──────── Data lines ────────

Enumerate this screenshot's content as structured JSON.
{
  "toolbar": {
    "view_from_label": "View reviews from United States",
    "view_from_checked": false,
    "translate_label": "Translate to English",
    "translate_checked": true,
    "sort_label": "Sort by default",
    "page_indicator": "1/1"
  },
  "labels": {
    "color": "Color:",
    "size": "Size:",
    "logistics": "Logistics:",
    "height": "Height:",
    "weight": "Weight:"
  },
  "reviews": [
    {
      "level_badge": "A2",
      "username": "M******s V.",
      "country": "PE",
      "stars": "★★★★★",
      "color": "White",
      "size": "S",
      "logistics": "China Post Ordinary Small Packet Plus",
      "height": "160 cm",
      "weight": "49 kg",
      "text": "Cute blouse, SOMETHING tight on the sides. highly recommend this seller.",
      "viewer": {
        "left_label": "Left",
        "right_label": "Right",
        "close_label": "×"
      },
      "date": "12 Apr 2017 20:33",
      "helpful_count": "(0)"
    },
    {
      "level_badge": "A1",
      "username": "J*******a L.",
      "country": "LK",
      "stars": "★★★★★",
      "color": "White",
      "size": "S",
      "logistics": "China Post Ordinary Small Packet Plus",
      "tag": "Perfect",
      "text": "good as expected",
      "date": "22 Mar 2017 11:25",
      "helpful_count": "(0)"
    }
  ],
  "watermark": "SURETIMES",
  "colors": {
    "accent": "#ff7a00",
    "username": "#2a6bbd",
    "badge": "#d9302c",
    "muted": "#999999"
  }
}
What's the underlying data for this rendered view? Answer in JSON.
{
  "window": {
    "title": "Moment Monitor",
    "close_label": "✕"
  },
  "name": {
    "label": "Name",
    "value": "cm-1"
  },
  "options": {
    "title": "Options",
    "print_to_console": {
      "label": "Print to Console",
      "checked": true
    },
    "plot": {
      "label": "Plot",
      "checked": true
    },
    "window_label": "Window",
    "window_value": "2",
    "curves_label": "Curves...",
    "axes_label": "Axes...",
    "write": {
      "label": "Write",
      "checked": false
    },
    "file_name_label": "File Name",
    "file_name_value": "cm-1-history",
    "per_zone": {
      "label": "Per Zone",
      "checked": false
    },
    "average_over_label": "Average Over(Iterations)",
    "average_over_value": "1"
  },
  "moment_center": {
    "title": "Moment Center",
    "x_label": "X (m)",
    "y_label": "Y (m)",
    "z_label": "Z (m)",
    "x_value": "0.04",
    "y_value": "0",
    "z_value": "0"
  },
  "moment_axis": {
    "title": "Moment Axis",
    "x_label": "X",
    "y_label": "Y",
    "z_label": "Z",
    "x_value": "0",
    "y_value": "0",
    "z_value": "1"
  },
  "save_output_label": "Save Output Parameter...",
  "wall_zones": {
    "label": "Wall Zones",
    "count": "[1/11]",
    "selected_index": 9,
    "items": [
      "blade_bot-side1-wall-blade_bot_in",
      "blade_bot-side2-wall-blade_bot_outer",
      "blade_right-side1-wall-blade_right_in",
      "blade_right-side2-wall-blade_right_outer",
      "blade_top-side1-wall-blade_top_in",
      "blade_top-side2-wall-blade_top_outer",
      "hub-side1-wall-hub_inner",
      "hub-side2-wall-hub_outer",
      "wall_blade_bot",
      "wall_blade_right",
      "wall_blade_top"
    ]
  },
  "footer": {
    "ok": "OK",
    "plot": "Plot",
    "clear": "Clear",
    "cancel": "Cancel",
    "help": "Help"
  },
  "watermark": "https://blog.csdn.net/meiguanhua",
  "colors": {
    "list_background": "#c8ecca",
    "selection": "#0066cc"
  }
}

────────

■ **Exercise objective**
Whenever "text" turns up in a line, pick that line out.

■ **Response below**
      "text": "Cute blouse, SOMETHING tight on the sides. highly recommend this seller.",
      "text": "good as expected",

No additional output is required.